▼

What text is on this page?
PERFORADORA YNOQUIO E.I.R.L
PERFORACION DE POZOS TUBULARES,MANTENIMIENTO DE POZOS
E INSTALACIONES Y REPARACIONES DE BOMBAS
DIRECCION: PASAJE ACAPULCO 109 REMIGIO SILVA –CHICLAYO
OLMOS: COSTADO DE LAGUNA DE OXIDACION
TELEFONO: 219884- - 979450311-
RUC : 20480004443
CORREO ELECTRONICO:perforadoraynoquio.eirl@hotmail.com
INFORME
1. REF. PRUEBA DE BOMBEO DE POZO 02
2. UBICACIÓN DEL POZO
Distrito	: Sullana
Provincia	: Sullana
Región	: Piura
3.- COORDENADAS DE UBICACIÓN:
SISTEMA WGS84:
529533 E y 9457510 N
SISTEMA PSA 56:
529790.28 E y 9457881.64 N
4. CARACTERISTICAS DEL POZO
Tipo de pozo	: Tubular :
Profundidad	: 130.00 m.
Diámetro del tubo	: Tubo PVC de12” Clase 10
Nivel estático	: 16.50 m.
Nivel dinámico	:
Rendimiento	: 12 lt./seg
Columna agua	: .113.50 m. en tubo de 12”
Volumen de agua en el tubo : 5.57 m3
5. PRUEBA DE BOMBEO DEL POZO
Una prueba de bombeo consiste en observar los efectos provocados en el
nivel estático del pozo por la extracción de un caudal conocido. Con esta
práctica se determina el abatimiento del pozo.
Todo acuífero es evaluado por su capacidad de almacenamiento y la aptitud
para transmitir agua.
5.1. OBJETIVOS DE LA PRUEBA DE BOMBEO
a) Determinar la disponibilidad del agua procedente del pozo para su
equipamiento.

▲

_Directive_
From the material, report only how many lines include the word "agua".

_Finished answer_
4